> PROBLEM DETAILS: Repeat all the material exactly; pictures stay out of your copy.
[begin DATA TO PROCESS]
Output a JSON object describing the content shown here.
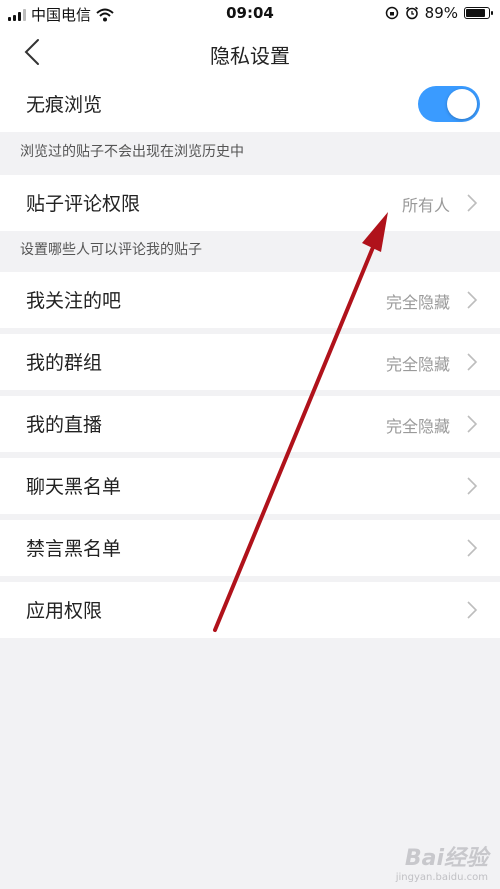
{
  "status_bar": {
    "carrier": "中国电信",
    "time": "09:04",
    "battery": "89%",
    "battery_level": 0.89
  },
  "nav": {
    "title": "隐私设置"
  },
  "incognito": {
    "label": "无痕浏览",
    "enabled": true,
    "hint": "浏览过的贴子不会出现在浏览历史中"
  },
  "comment_permission": {
    "label": "贴子评论权限",
    "value": "所有人",
    "hint": "设置哪些人可以评论我的贴子"
  },
  "settings": [
    {
      "label": "我关注的吧",
      "value": "完全隐藏"
    },
    {
      "label": "我的群组",
      "value": "完全隐藏"
    },
    {
      "label": "我的直播",
      "value": "完全隐藏"
    },
    {
      "label": "聊天黑名单",
      "value": ""
    },
    {
      "label": "禁言黑名单",
      "value": ""
    },
    {
      "label": "应用权限",
      "value": ""
    }
  ],
  "colors": {
    "toggle_on": "#3a9bff",
    "annotation_arrow": "#b0121b",
    "background": "#f2f2f4"
  },
  "watermark": {
    "logo": "Bai经验",
    "url": "jingyan.baidu.com"
  }
}
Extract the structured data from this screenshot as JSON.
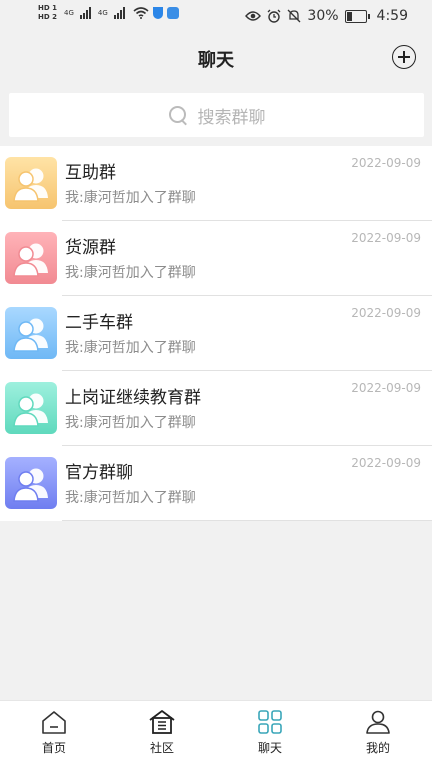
{
  "status_bar": {
    "hd1": "HD 1",
    "hd2": "HD 2",
    "net": "4G",
    "battery": "30%",
    "battery_level": 0.3,
    "time": "4:59"
  },
  "header": {
    "title": "聊天"
  },
  "search": {
    "placeholder": "搜索群聊"
  },
  "groups": [
    {
      "name": "互助群",
      "message": "我:康河哲加入了群聊",
      "date": "2022-09-09",
      "color_top": "#ffe3a6",
      "color_bottom": "#f6c46f"
    },
    {
      "name": "货源群",
      "message": "我:康河哲加入了群聊",
      "date": "2022-09-09",
      "color_top": "#ffb3b8",
      "color_bottom": "#f18a92"
    },
    {
      "name": "二手车群",
      "message": "我:康河哲加入了群聊",
      "date": "2022-09-09",
      "color_top": "#a9d8ff",
      "color_bottom": "#6fb8f5"
    },
    {
      "name": "上岗证继续教育群",
      "message": "我:康河哲加入了群聊",
      "date": "2022-09-09",
      "color_top": "#9ef0de",
      "color_bottom": "#5fd9bd"
    },
    {
      "name": "官方群聊",
      "message": "我:康河哲加入了群聊",
      "date": "2022-09-09",
      "color_top": "#a5b1ff",
      "color_bottom": "#6f7ef0"
    }
  ],
  "bottom_nav": {
    "items": [
      {
        "label": "首页",
        "icon": "home-icon"
      },
      {
        "label": "社区",
        "icon": "community-icon"
      },
      {
        "label": "聊天",
        "icon": "chat-grid-icon",
        "active": true
      },
      {
        "label": "我的",
        "icon": "profile-icon"
      }
    ]
  },
  "colors": {
    "accent": "#3aa6b9",
    "background": "#f1f1f1"
  }
}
[end DATA TO PROCESS]
> TASK RESULT:
Output a JSON object describing the content shown here.
{
  "status_bar": {
    "carrier": "中国电信",
    "time": "09:04",
    "battery": "89%",
    "battery_level": 0.89
  },
  "nav": {
    "title": "隐私设置"
  },
  "incognito": {
    "label": "无痕浏览",
    "enabled": true,
    "hint": "浏览过的贴子不会出现在浏览历史中"
  },
  "comment_permission": {
    "label": "贴子评论权限",
    "value": "所有人",
    "hint": "设置哪些人可以评论我的贴子"
  },
  "settings": [
    {
      "label": "我关注的吧",
      "value": "完全隐藏"
    },
    {
      "label": "我的群组",
      "value": "完全隐藏"
    },
    {
      "label": "我的直播",
      "value": "完全隐藏"
    },
    {
      "label": "聊天黑名单",
      "value": ""
    },
    {
      "label": "禁言黑名单",
      "value": ""
    },
    {
      "label": "应用权限",
      "value": ""
    }
  ],
  "colors": {
    "toggle_on": "#3a9bff",
    "annotation_arrow": "#b0121b",
    "background": "#f2f2f4"
  },
  "watermark": {
    "logo": "Bai经验",
    "url": "jingyan.baidu.com"
  }
}
Extract the structured data from this screenshot as JSON.
{
  "status_bar": {
    "hd1": "HD 1",
    "hd2": "HD 2",
    "net": "4G",
    "battery": "30%",
    "battery_level": 0.3,
    "time": "4:59"
  },
  "header": {
    "title": "聊天"
  },
  "search": {
    "placeholder": "搜索群聊"
  },
  "groups": [
    {
      "name": "互助群",
      "message": "我:康河哲加入了群聊",
      "date": "2022-09-09",
      "color_top": "#ffe3a6",
      "color_bottom": "#f6c46f"
    },
    {
      "name": "货源群",
      "message": "我:康河哲加入了群聊",
      "date": "2022-09-09",
      "color_top": "#ffb3b8",
      "color_bottom": "#f18a92"
    },
    {
      "name": "二手车群",
      "message": "我:康河哲加入了群聊",
      "date": "2022-09-09",
      "color_top": "#a9d8ff",
      "color_bottom": "#6fb8f5"
    },
    {
      "name": "上岗证继续教育群",
      "message": "我:康河哲加入了群聊",
      "date": "2022-09-09",
      "color_top": "#9ef0de",
      "color_bottom": "#5fd9bd"
    },
    {
      "name": "官方群聊",
      "message": "我:康河哲加入了群聊",
      "date": "2022-09-09",
      "color_top": "#a5b1ff",
      "color_bottom": "#6f7ef0"
    }
  ],
  "bottom_nav": {
    "items": [
      {
        "label": "首页",
        "icon": "home-icon"
      },
      {
        "label": "社区",
        "icon": "community-icon"
      },
      {
        "label": "聊天",
        "icon": "chat-grid-icon",
        "active": true
      },
      {
        "label": "我的",
        "icon": "profile-icon"
      }
    ]
  },
  "colors": {
    "accent": "#3aa6b9",
    "background": "#f1f1f1"
  }
}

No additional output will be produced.